::: Entries shown :::
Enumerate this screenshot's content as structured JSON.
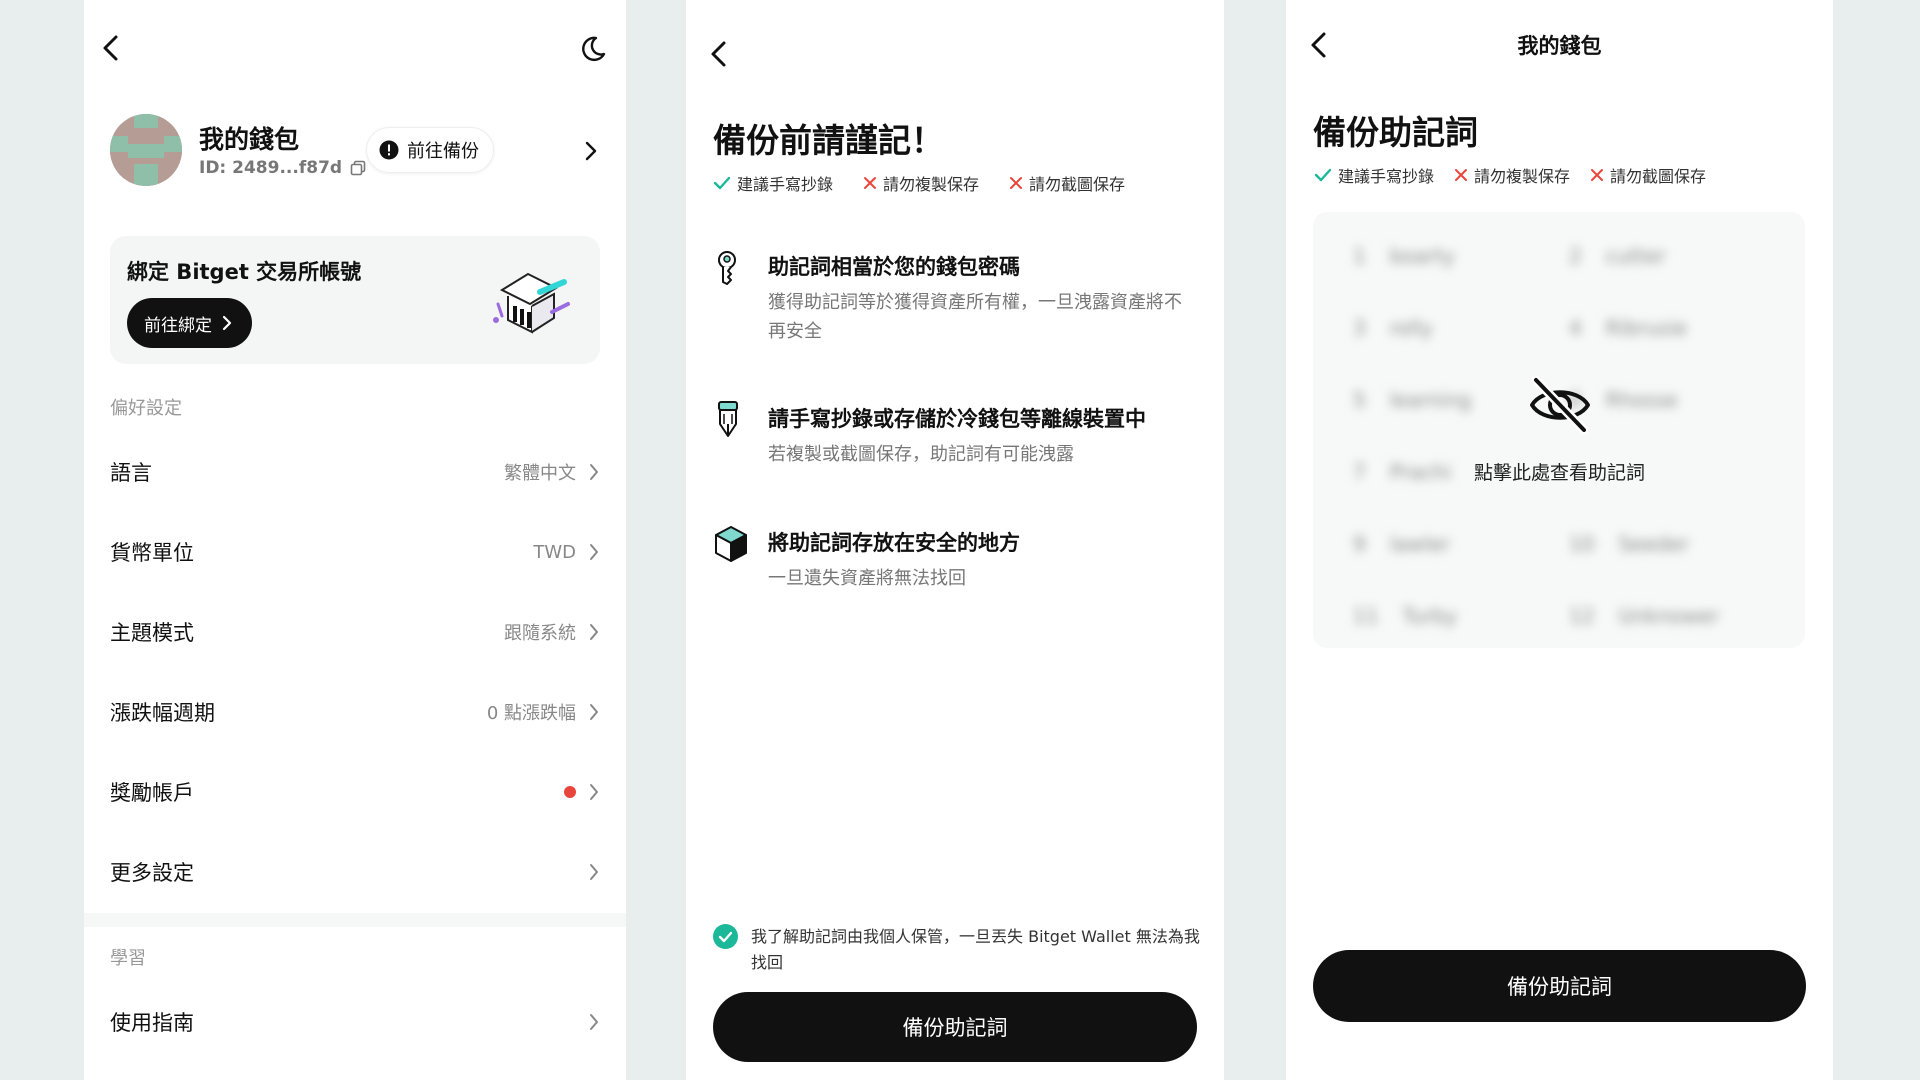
{
  "screen1": {
    "wallet": {
      "name": "我的錢包",
      "id": "ID: 2489...f87d",
      "backup_pill": "前往備份"
    },
    "bind_card": {
      "title": "綁定 Bitget 交易所帳號",
      "button": "前往綁定"
    },
    "preferences_label": "偏好設定",
    "rows": [
      {
        "label": "語言",
        "value": "繁體中文"
      },
      {
        "label": "貨幣單位",
        "value": "TWD"
      },
      {
        "label": "主題模式",
        "value": "跟隨系統"
      },
      {
        "label": "漲跌幅週期",
        "value": "0 點漲跌幅"
      },
      {
        "label": "獎勵帳戶",
        "value": ""
      },
      {
        "label": "更多設定",
        "value": ""
      }
    ],
    "learn_label": "學習",
    "guide_row": {
      "label": "使用指南"
    },
    "reward_dot_color": "#e8453c"
  },
  "screen2": {
    "title": "備份前請謹記！",
    "tags": {
      "ok": "建議手寫抄錄",
      "no_copy": "請勿複製保存",
      "no_screenshot": "請勿截圖保存"
    },
    "items": [
      {
        "icon": "key-icon",
        "title": "助記詞相當於您的錢包密碼",
        "desc": "獲得助記詞等於獲得資產所有權，一旦洩露資產將不再安全"
      },
      {
        "icon": "pen-icon",
        "title": "請手寫抄錄或存儲於冷錢包等離線裝置中",
        "desc": "若複製或截圖保存，助記詞有可能洩露"
      },
      {
        "icon": "box-icon",
        "title": "將助記詞存放在安全的地方",
        "desc": "一旦遺失資產將無法找回"
      }
    ],
    "agreement": "我了解助記詞由我個人保管，一旦丟失 Bitget Wallet 無法為我找回",
    "button": "備份助記詞",
    "accent_color": "#1bb99a"
  },
  "screen3": {
    "header": "我的錢包",
    "title": "備份助記詞",
    "tags": {
      "ok": "建議手寫抄錄",
      "no_copy": "請勿複製保存",
      "no_screenshot": "請勿截圖保存"
    },
    "reveal_text": "點擊此處查看助記詞",
    "button": "備份助記詞",
    "blurred_words": [
      "boarty",
      "cutter",
      "rolly",
      "Ribrusie",
      "learning",
      "Rhosse",
      "Prachi",
      "",
      "lawler",
      "Seeder",
      "Turby",
      "Unknower"
    ]
  }
}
:::
— What you have to do —
Search the preceding listing for "title" and extract every line where it is found.

— Expected output —
      "title": "綁定 Bitget 交易所帳號",
    "title": "備份前請謹記！",
        "title": "助記詞相當於您的錢包密碼",
        "title": "請手寫抄錄或存儲於冷錢包等離線裝置中",
        "title": "將助記詞存放在安全的地方",
    "title": "備份助記詞",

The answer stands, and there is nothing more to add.